# Exercise brief
Compute the number of lines that include the string "gray", then output that number and nothing else.

# Some records
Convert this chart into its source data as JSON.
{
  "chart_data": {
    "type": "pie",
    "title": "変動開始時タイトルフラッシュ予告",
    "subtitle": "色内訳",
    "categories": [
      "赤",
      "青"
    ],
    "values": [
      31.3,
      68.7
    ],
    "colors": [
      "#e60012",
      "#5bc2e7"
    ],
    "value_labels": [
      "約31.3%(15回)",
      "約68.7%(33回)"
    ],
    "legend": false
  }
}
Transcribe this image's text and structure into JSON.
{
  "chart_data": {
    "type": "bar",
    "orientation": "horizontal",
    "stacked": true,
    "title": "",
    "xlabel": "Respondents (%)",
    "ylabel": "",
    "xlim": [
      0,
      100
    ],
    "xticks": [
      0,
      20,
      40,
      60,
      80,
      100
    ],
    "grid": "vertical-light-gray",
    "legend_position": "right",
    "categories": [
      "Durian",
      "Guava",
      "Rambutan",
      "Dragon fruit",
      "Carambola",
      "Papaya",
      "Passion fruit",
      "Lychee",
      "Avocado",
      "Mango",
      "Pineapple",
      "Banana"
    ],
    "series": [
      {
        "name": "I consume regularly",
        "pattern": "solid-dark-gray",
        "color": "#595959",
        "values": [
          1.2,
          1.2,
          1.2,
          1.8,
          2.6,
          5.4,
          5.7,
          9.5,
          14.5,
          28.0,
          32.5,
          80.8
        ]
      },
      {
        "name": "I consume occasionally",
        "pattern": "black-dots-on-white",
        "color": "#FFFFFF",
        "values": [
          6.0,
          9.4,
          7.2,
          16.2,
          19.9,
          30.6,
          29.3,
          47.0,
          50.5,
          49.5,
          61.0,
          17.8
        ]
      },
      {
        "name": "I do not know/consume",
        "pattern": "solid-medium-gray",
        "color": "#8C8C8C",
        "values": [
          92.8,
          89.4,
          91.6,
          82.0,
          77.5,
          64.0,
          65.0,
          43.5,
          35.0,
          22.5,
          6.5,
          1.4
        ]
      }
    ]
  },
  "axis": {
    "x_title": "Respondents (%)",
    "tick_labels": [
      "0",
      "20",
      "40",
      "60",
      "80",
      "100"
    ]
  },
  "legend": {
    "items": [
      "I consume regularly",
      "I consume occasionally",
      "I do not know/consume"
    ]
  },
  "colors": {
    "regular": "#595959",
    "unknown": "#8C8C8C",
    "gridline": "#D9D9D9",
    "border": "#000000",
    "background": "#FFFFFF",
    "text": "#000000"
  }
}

# Answer to this task
3